- What is being asked: Check every line below for the word "Drive" and show those that hold it.

- Input records:
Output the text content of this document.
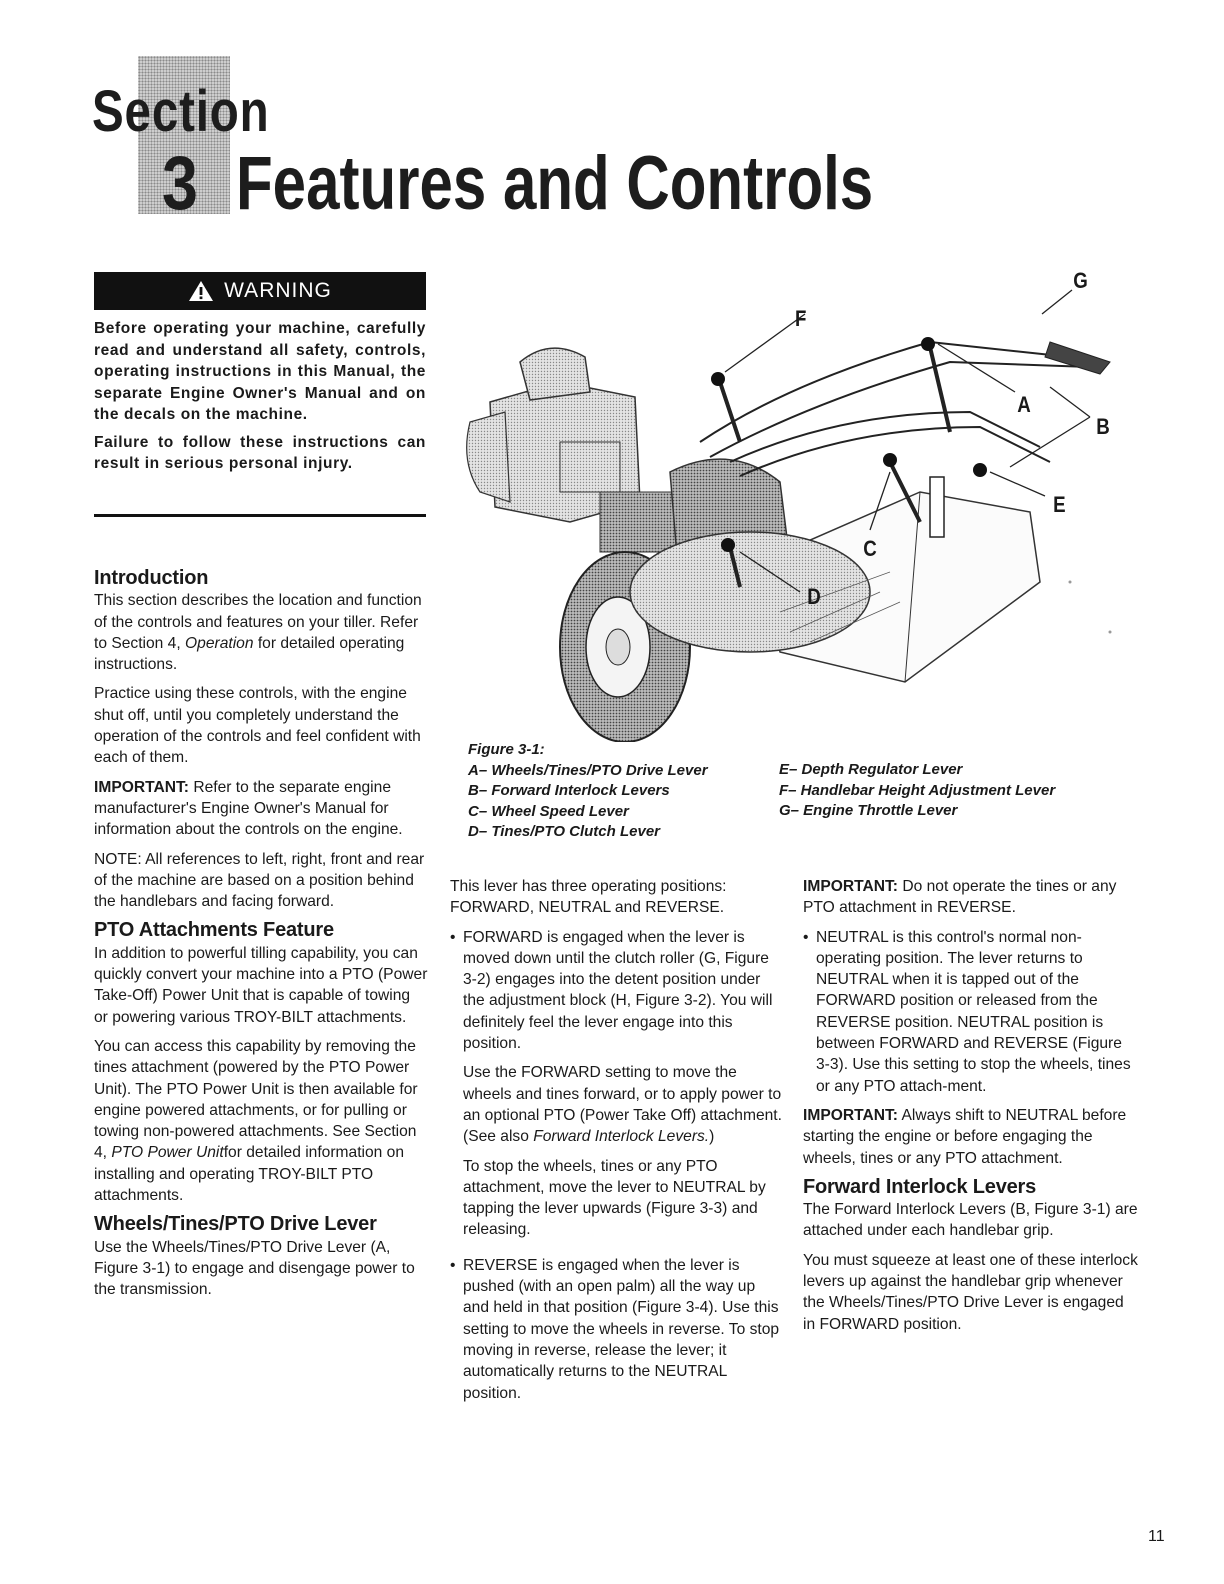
Section
3 Features and Controls
WARNING
Before operating your machine, carefully read and understand all safety, controls, operating instructions in this Manual, the separate Engine Owner's Manual and on the decals on the machine.
Failure to follow these instructions can result in serious personal injury.
Introduction

This section describes the location and function of the controls and features on your tiller. Refer to Section 4, Operation for detailed operating instructions.

Practice using these controls, with the engine shut off, until you completely understand the operation of the controls and feel confident with each of them.

IMPORTANT: Refer to the separate engine manufacturer's Engine Owner's Manual for information about the controls on the engine.

NOTE: All references to left, right, front and rear of the machine are based on a position behind the handlebars and facing forward.

PTO Attachments Feature

In addition to powerful tilling capability, you can quickly convert your machine into a PTO (Power Take-Off) Power Unit that is capable of towing or powering various TROY-BILT attachments.

You can access this capability by removing the tines attachment (powered by the PTO Power Unit). The PTO Power Unit is then available for engine powered attachments, or for pulling or towing non-powered attachments. See Section 4, PTO Power Unitfor detailed information on installing and operating TROY-BILT PTO attachments.

Wheels/Tines/PTO Drive Lever

Use the Wheels/Tines/PTO Drive Lever (A, Figure 3-1) to engage and disengage power to the transmission.

This lever has three operating positions: FORWARD, NEUTRAL and REVERSE.

• FORWARD is engaged when the lever is moved down until the clutch roller (G, Figure 3-2) engages into the detent position under the adjustment block (H, Figure 3-2). You will definitely feel the lever engage into this position.

Use the FORWARD setting to move the wheels and tines forward, or to apply power to an optional PTO (Power Take Off) attachment. (See also Forward Interlock Levers.)

To stop the wheels, tines or any PTO attachment, move the lever to NEUTRAL by tapping the lever upwards (Figure 3-3) and releasing.

• REVERSE is engaged when the lever is pushed (with an open palm) all the way up and held in that position (Figure 3-4). Use this setting to move the wheels in reverse. To stop moving in reverse, release the lever; it automatically returns to the NEUTRAL position.

IMPORTANT: Do not operate the tines or any PTO attachment in REVERSE.

• NEUTRAL is this control's normal non-operating position. The lever returns to NEUTRAL when it is tapped out of the FORWARD position or released from the REVERSE position. NEUTRAL position is between FORWARD and REVERSE (Figure 3-3). Use this setting to stop the wheels, tines or any PTO attach-ment.

IMPORTANT: Always shift to NEUTRAL before starting the engine or before engaging the wheels, tines or any PTO attachment.

Forward Interlock Levers

The Forward Interlock Levers (B, Figure 3-1) are attached under each handlebar grip.

You must squeeze at least one of these interlock levers up against the handlebar grip whenever the Wheels/Tines/PTO Drive Lever is engaged in FORWARD position.

Figure 3-1:
A– Wheels/Tines/PTO Drive Lever
B– Forward Interlock Levers
C– Wheel Speed Lever
D– Tines/PTO Clutch Lever
E– Depth Regulator Lever
F– Handlebar Height Adjustment Lever
G– Engine Throttle Lever
A
B
C
D
E
F
G
11
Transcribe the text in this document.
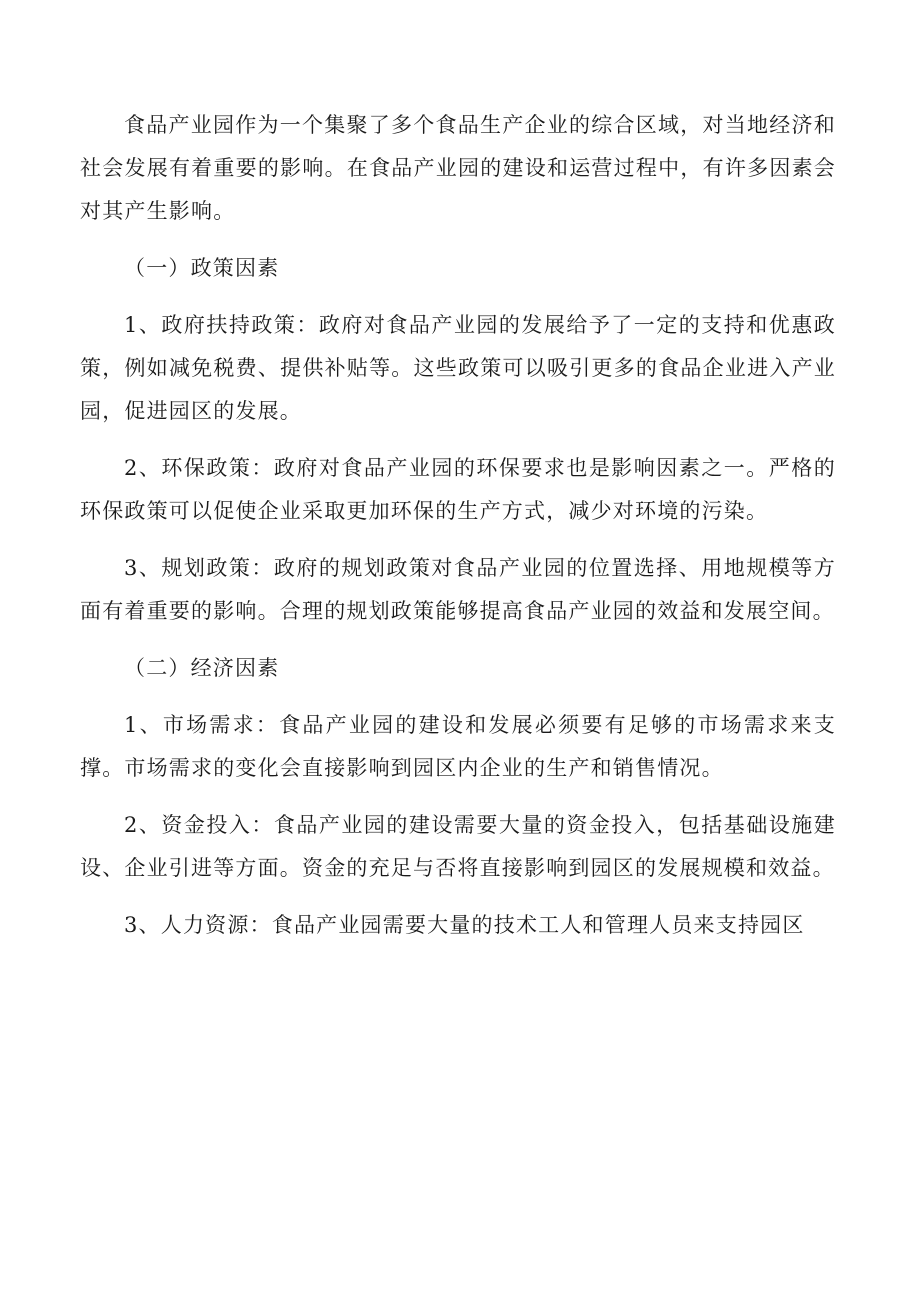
食品产业园作为一个集聚了多个食品生产企业的综合区域，对当地经济和社会发展有着重要的影响。在食品产业园的建设和运营过程中，有许多因素会对其产生影响。

（一）政策因素

1、政府扶持政策：政府对食品产业园的发展给予了一定的支持和优惠政策，例如减免税费、提供补贴等。这些政策可以吸引更多的食品企业进入产业园，促进园区的发展。

2、环保政策：政府对食品产业园的环保要求也是影响因素之一。严格的环保政策可以促使企业采取更加环保的生产方式，减少对环境的污染。

3、规划政策：政府的规划政策对食品产业园的位置选择、用地规模等方面有着重要的影响。合理的规划政策能够提高食品产业园的效益和发展空间。

（二）经济因素

1、市场需求：食品产业园的建设和发展必须要有足够的市场需求来支撑。市场需求的变化会直接影响到园区内企业的生产和销售情况。

2、资金投入：食品产业园的建设需要大量的资金投入，包括基础设施建设、企业引进等方面。资金的充足与否将直接影响到园区的发展规模和效益。

3、人力资源：食品产业园需要大量的技术工人和管理人员来支持园区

- Finished answer:
Wheels/Tines/PTO Drive Lever
Use the Wheels/Tines/PTO Drive Lever (A, Figure 3-1) to engage and disengage power to the transmission.
You must squeeze at least one of these interlock levers up against the handlebar grip whenever the Wheels/Tines/PTO Drive Lever is engaged in FORWARD position.
A– Wheels/Tines/PTO Drive Lever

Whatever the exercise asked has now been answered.